# Start of Data provided
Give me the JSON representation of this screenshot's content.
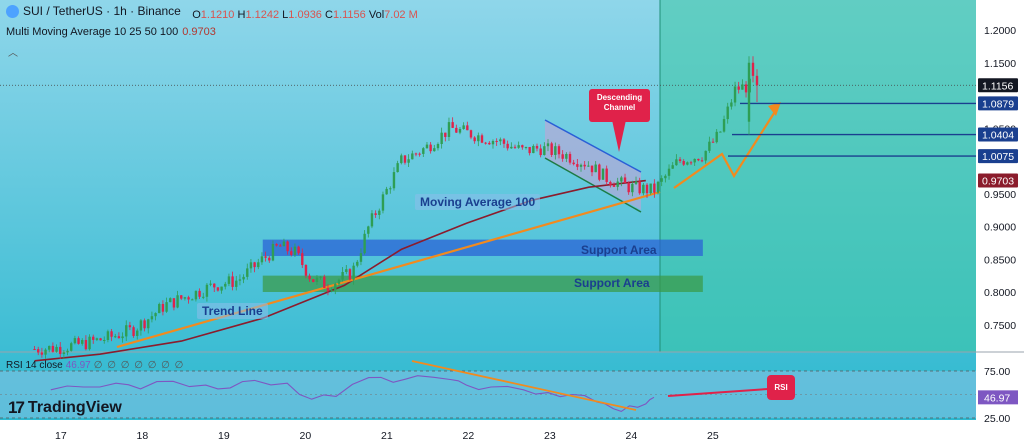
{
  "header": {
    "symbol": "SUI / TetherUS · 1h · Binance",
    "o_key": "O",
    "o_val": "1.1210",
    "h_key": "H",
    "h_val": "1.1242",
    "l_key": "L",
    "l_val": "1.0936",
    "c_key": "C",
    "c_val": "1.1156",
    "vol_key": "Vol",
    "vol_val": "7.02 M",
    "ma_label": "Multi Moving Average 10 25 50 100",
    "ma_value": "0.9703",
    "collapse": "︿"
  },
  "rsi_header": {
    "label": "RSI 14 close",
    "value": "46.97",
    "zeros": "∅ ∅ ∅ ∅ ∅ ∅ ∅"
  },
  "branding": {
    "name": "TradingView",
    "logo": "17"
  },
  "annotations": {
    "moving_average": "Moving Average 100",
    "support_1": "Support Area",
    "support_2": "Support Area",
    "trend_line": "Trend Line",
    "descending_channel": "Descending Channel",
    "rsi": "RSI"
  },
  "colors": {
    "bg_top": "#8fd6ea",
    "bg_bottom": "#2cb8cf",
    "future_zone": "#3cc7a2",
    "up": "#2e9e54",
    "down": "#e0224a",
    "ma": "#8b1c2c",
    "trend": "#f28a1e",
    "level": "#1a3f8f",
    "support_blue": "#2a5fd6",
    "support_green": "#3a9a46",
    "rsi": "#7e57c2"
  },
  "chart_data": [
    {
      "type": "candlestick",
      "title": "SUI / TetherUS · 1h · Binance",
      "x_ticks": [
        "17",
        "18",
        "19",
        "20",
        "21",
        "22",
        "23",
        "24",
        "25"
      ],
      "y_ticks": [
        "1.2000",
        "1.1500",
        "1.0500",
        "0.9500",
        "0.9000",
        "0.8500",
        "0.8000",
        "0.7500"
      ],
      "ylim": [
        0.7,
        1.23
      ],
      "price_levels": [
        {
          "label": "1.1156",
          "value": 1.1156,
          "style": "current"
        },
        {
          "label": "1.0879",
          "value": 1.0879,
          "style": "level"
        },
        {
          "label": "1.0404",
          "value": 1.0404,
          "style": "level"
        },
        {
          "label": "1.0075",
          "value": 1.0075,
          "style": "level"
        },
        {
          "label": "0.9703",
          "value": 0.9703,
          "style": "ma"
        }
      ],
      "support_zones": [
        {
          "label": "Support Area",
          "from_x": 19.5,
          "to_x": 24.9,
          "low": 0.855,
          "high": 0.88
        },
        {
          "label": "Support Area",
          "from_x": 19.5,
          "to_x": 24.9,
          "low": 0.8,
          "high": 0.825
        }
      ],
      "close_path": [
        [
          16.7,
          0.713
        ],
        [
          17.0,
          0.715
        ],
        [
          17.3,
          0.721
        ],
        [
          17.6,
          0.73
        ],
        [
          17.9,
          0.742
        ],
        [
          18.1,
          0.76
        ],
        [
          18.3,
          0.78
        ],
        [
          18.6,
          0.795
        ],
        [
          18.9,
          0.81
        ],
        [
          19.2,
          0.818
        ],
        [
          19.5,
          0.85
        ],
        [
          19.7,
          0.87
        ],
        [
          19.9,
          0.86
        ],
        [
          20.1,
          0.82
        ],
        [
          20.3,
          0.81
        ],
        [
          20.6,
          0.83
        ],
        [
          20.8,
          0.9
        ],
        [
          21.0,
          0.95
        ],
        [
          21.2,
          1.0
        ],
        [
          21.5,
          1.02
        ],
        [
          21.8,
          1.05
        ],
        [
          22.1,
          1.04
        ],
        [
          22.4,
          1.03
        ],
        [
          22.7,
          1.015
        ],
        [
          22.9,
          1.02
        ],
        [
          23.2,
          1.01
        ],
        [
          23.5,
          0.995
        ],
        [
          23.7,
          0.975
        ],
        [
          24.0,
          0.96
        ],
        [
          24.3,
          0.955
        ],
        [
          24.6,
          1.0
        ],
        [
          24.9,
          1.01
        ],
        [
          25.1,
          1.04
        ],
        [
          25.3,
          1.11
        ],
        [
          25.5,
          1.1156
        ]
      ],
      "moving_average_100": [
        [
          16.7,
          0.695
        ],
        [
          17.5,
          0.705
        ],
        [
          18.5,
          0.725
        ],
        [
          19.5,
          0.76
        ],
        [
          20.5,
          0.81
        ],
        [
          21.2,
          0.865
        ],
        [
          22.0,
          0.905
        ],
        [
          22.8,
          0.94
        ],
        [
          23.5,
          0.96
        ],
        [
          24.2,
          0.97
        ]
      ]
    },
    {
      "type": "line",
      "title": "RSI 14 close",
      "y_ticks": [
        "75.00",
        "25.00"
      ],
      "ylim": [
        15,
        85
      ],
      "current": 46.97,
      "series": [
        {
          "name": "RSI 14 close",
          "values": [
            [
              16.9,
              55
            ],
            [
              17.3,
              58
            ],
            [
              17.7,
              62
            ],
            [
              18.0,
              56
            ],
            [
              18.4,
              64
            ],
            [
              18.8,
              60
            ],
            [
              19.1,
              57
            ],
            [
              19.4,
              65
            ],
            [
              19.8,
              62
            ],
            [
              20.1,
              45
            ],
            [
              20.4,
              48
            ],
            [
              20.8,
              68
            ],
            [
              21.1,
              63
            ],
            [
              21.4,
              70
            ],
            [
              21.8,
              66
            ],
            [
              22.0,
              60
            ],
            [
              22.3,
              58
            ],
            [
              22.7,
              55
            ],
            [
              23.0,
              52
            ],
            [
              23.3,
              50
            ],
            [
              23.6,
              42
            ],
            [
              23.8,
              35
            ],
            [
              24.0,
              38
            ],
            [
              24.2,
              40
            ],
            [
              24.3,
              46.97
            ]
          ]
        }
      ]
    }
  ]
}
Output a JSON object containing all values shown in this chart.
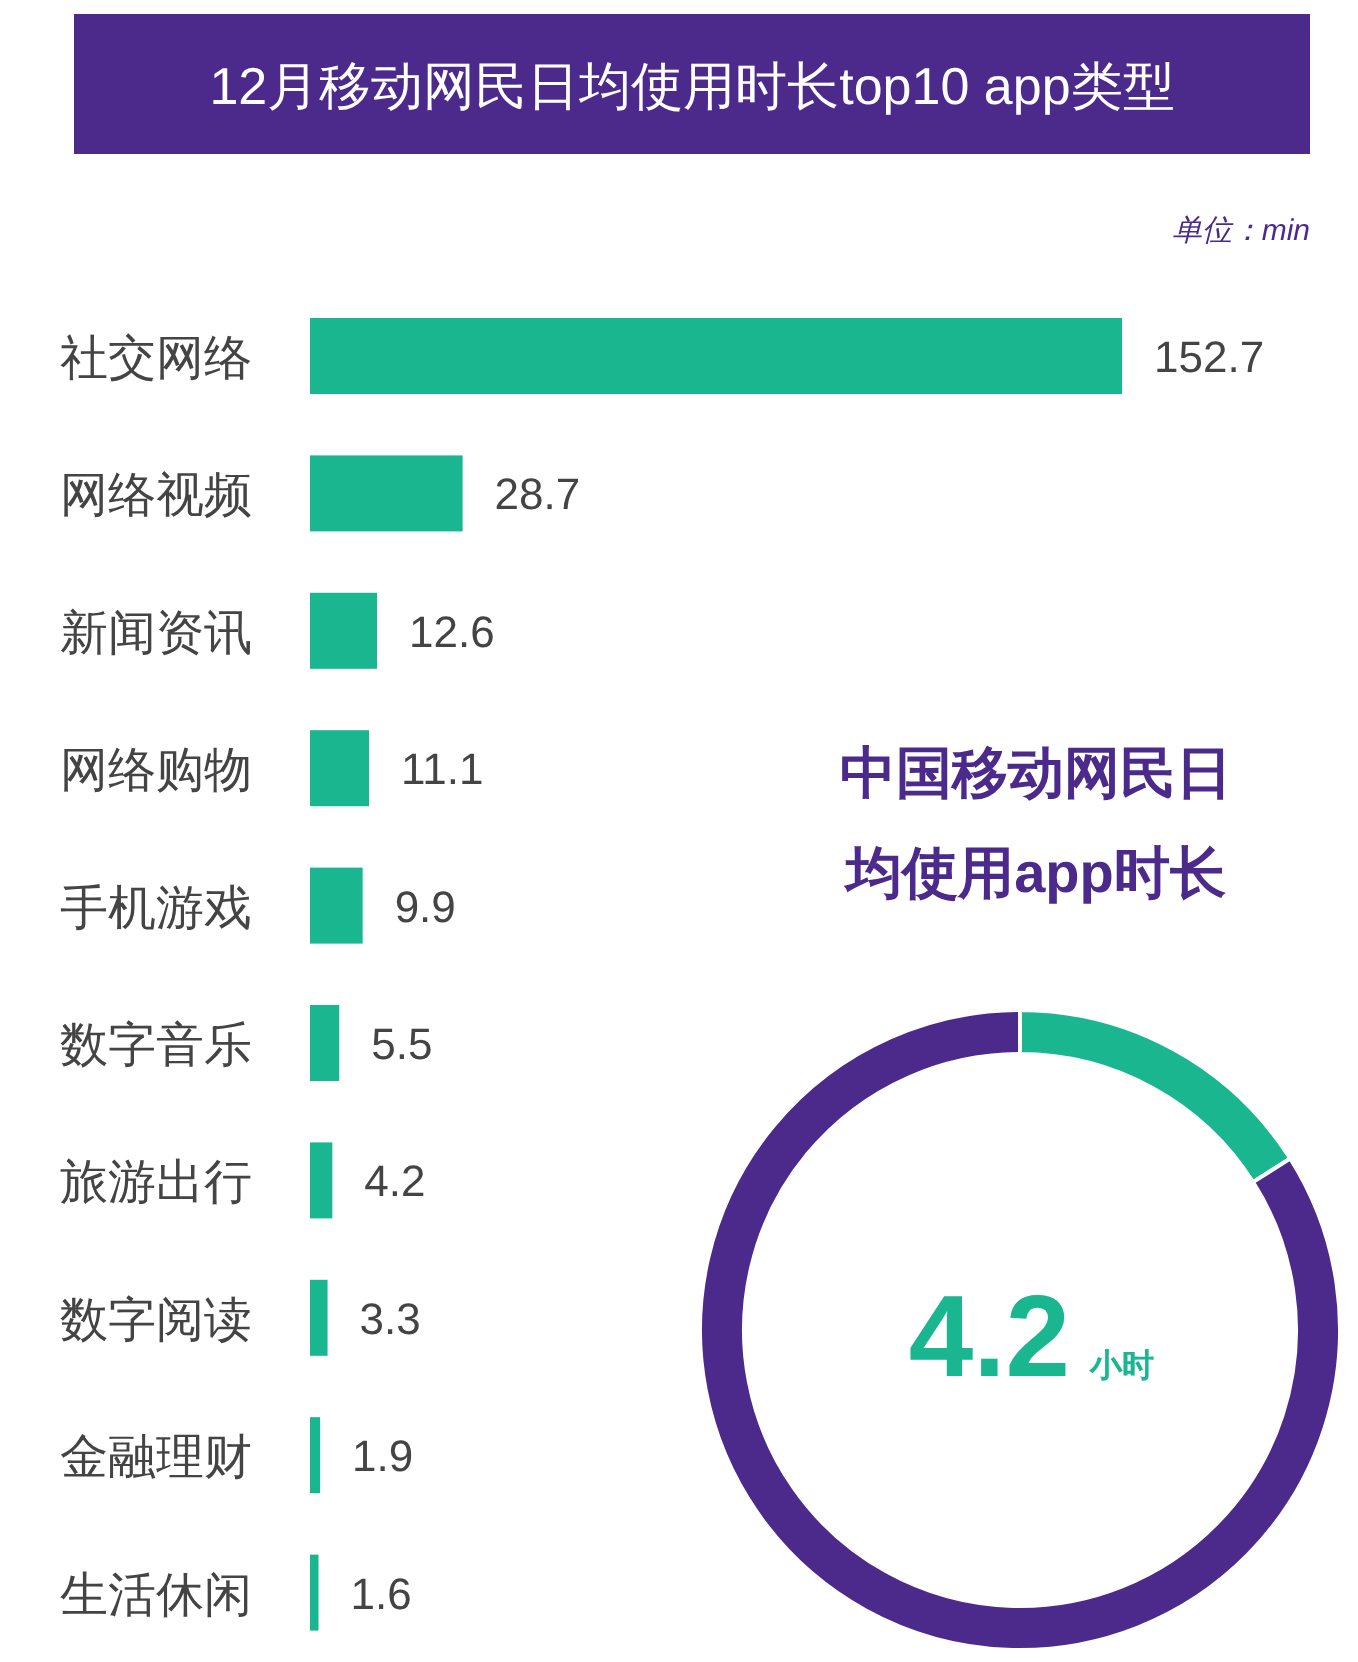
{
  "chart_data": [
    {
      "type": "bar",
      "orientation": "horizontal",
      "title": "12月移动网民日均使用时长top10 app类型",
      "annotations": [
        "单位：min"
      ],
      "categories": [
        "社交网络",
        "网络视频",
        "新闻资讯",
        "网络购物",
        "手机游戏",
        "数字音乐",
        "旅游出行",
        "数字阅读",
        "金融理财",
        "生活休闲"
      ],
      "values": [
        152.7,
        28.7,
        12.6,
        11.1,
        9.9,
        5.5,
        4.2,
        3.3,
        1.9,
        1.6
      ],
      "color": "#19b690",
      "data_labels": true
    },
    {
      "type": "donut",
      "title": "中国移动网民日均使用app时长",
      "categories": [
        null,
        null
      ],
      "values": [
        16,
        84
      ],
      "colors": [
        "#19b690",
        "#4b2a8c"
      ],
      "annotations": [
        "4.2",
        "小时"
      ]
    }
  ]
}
# End of Data provided
Aim of the exercise:
Gather each line that holds "JSON".

Final answer:
Give me the JSON representation of this screenshot's content.
Output a JSON object containing all values shown in this chart.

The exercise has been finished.